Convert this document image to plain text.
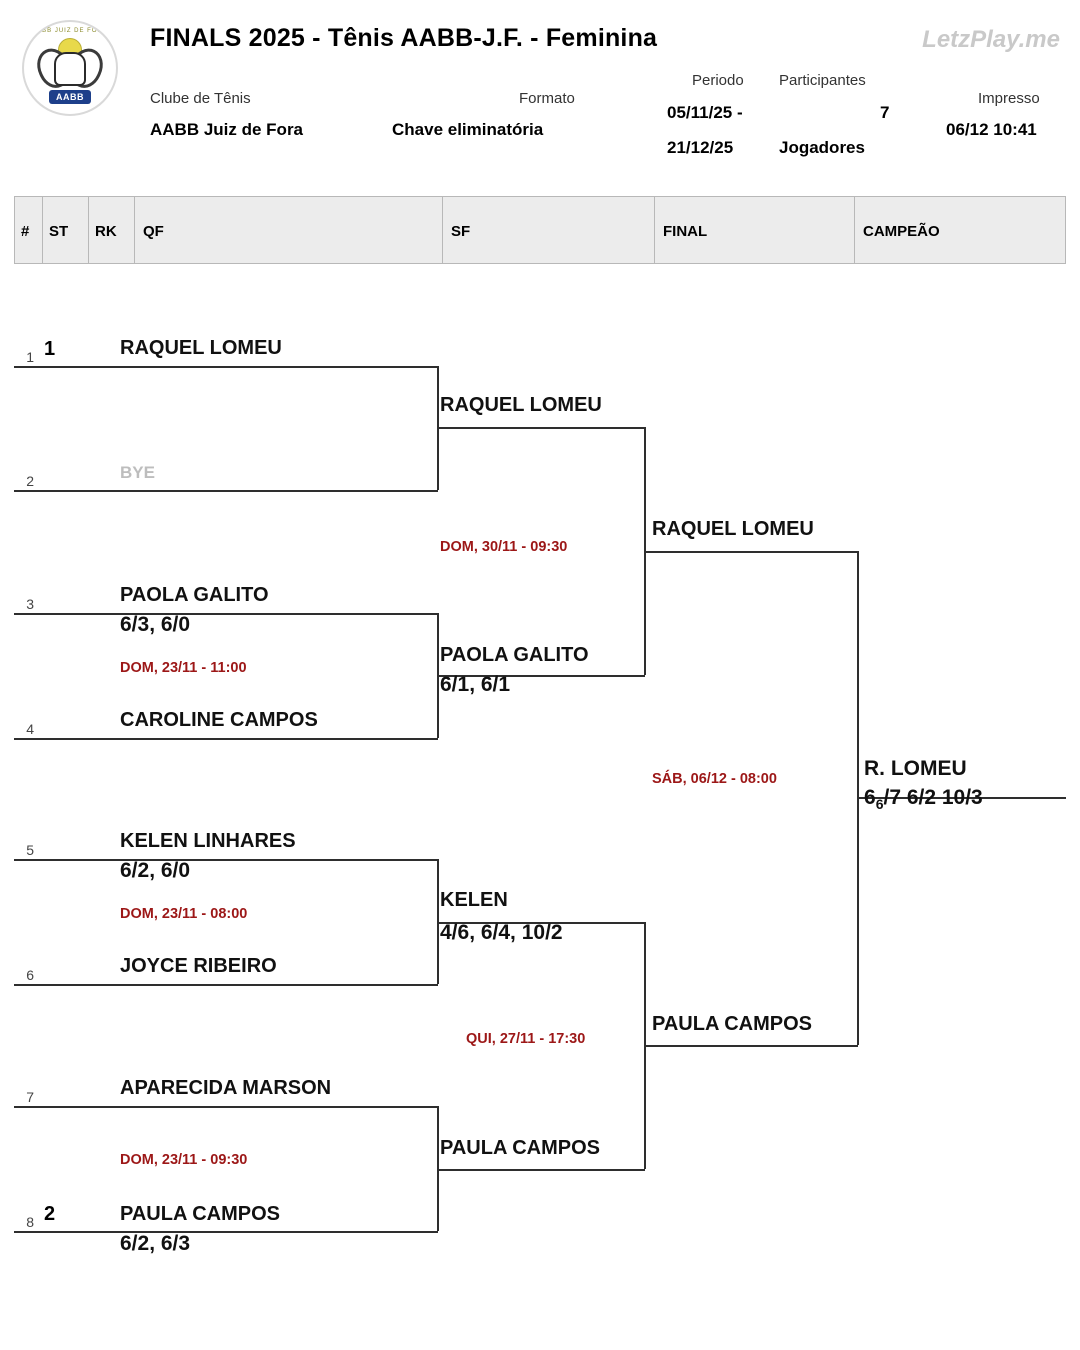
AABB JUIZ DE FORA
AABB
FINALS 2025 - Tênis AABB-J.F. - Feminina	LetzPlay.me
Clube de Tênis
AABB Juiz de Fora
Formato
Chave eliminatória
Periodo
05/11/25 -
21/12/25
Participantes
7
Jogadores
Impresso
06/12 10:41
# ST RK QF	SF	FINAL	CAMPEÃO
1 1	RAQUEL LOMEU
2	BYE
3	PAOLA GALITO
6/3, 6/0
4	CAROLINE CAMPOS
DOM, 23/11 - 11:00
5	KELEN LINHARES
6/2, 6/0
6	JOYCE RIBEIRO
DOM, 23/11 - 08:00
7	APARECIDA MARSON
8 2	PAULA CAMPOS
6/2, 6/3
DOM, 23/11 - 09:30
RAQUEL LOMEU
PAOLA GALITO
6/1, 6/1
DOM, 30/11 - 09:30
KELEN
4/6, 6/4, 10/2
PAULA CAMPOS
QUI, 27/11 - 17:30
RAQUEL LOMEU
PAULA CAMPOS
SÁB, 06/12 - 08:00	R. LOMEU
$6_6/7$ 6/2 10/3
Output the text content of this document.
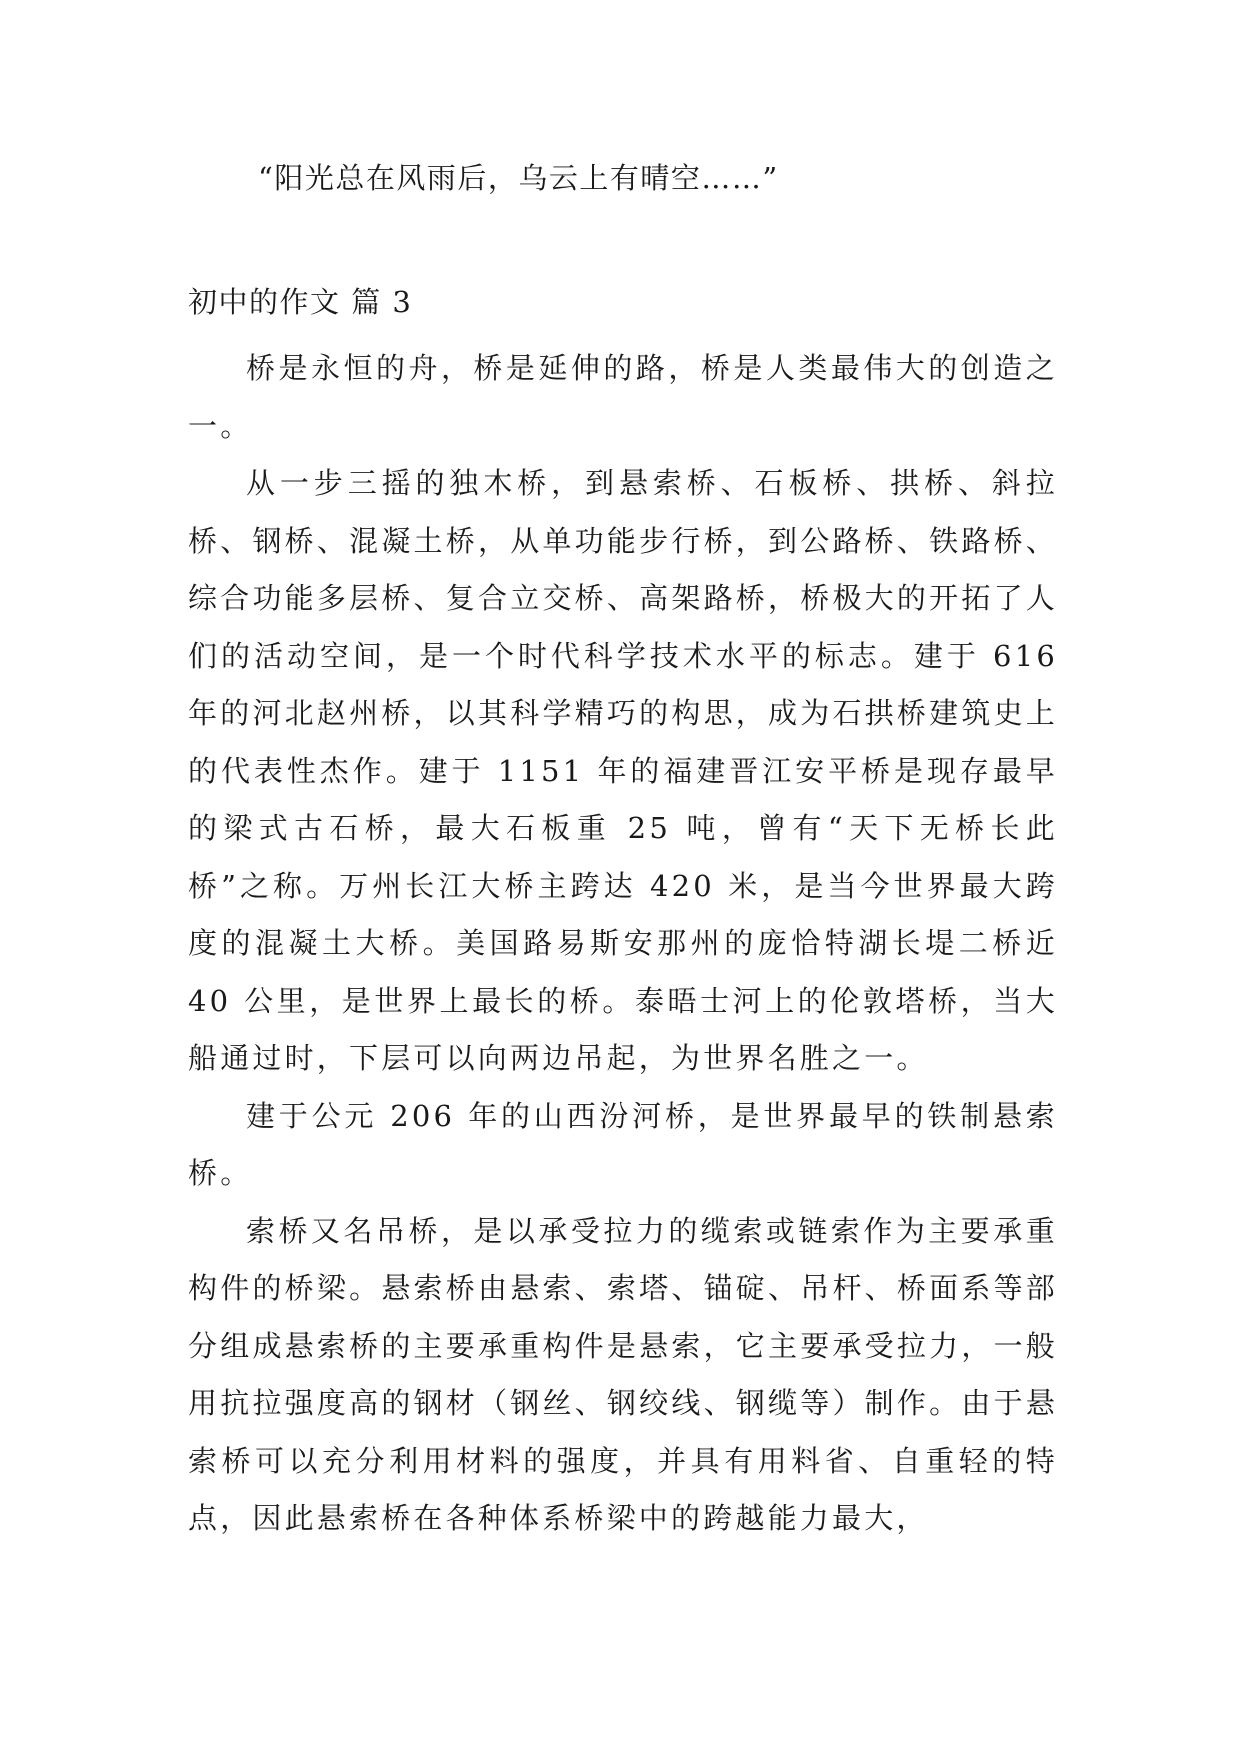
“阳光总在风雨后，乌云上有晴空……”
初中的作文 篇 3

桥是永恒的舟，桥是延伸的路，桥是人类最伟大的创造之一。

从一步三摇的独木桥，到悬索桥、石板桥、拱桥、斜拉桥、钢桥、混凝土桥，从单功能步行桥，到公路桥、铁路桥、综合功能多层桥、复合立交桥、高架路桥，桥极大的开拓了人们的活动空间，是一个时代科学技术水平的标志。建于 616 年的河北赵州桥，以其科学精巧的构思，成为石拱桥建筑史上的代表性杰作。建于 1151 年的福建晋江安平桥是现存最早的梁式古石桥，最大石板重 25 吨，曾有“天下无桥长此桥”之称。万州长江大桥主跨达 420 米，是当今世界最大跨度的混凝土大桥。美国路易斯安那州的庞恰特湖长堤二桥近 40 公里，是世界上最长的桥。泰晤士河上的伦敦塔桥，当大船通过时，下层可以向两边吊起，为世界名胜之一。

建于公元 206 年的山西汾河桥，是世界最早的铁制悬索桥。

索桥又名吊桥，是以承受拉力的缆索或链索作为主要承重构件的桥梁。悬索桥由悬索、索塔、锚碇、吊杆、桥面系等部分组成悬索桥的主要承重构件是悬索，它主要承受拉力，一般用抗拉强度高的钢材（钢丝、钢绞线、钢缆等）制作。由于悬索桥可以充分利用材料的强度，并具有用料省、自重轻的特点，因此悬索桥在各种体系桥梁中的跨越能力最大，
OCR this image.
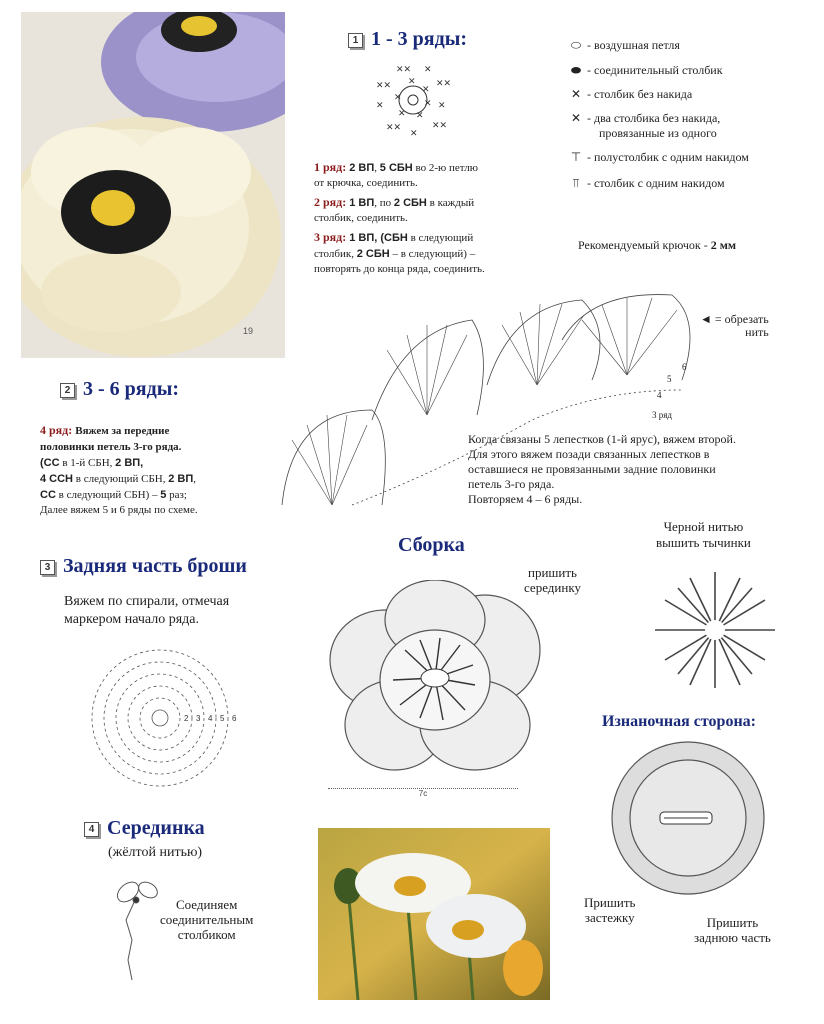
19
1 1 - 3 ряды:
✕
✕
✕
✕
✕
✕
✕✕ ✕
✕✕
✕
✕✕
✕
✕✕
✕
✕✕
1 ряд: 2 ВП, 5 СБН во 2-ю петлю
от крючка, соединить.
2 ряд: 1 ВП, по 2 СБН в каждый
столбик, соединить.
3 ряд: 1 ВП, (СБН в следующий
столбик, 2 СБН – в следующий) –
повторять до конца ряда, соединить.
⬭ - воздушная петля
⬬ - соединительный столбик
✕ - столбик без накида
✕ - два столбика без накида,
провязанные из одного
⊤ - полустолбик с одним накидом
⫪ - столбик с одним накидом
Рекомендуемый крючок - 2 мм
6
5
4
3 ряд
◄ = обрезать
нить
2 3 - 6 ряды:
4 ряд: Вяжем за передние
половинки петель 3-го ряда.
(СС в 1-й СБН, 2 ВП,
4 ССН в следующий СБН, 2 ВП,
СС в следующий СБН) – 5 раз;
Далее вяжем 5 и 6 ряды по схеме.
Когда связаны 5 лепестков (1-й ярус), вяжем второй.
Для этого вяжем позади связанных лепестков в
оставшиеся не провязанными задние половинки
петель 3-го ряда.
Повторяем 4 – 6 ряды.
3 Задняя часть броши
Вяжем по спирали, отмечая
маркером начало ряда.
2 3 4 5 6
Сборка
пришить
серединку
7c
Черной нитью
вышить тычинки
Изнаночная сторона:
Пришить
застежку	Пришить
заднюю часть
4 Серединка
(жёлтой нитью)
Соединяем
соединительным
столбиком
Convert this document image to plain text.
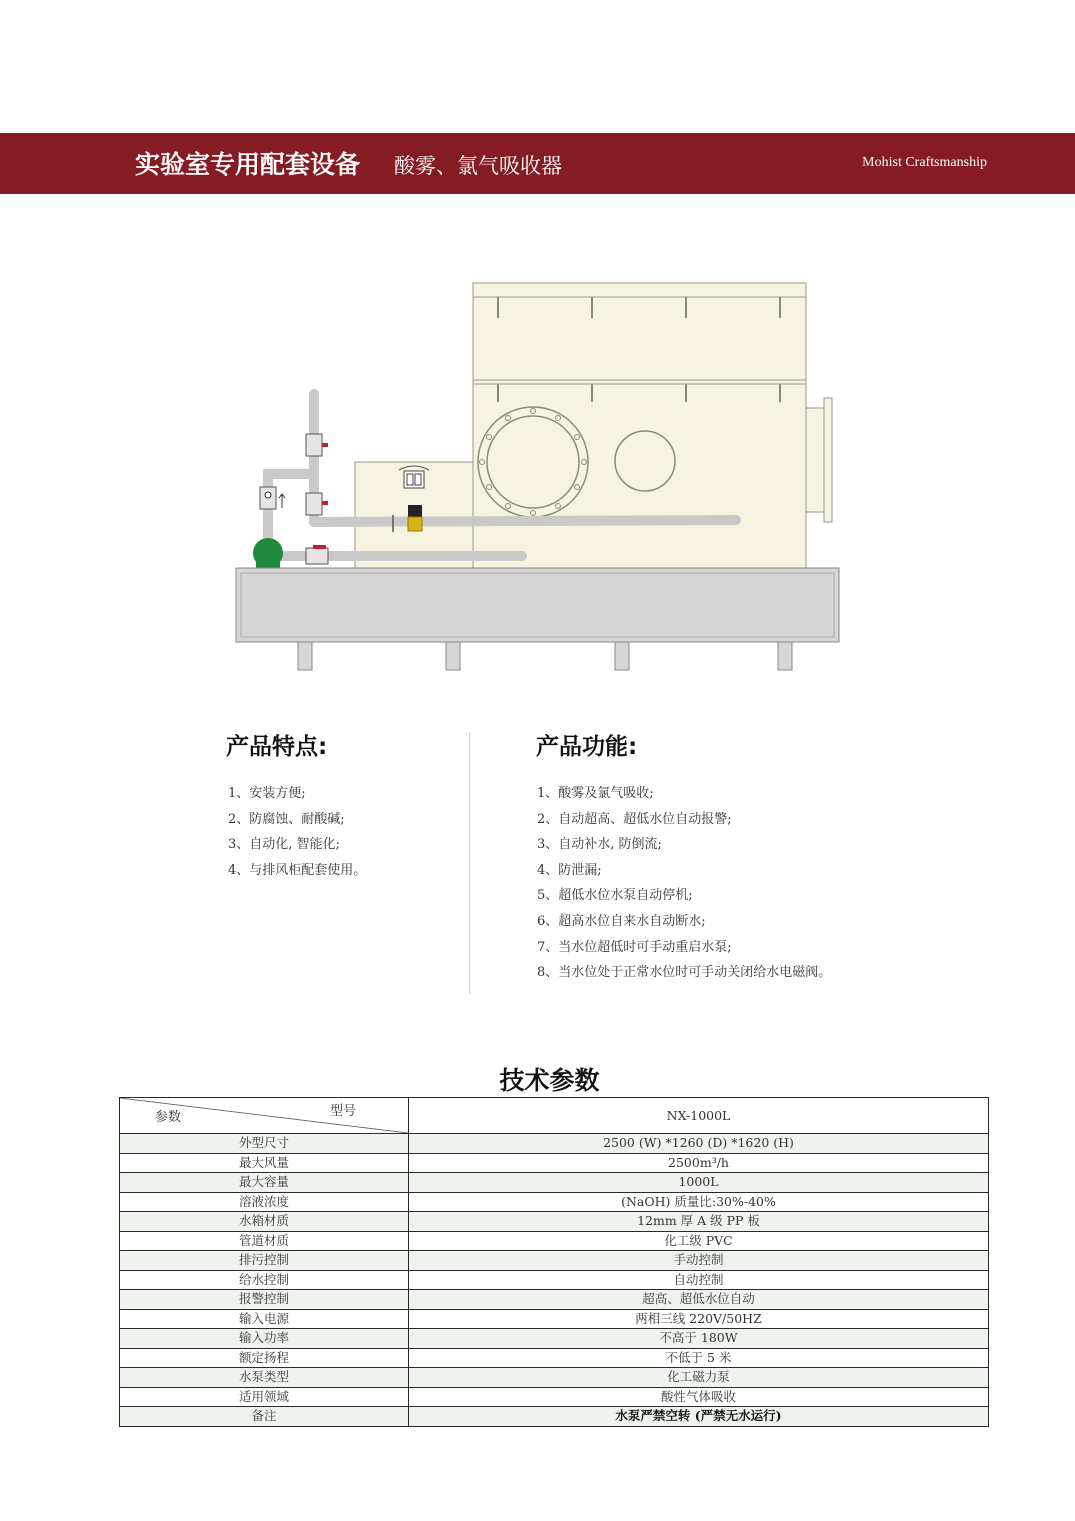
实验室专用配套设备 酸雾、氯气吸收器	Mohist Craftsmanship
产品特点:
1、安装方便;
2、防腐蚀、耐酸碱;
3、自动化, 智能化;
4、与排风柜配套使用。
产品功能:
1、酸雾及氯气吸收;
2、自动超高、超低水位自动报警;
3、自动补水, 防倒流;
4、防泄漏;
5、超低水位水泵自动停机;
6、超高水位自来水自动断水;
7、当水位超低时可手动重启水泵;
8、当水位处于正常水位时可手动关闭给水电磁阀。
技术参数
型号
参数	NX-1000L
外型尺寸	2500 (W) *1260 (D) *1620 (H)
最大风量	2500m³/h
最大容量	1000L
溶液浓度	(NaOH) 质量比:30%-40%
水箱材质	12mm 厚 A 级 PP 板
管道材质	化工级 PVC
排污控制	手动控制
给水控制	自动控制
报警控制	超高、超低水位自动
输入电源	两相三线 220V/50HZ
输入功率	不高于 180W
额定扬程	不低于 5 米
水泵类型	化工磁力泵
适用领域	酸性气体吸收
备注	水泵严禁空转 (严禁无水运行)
──────────────────────────────
Write down only how many lines in the listing contain the word "ряды".

4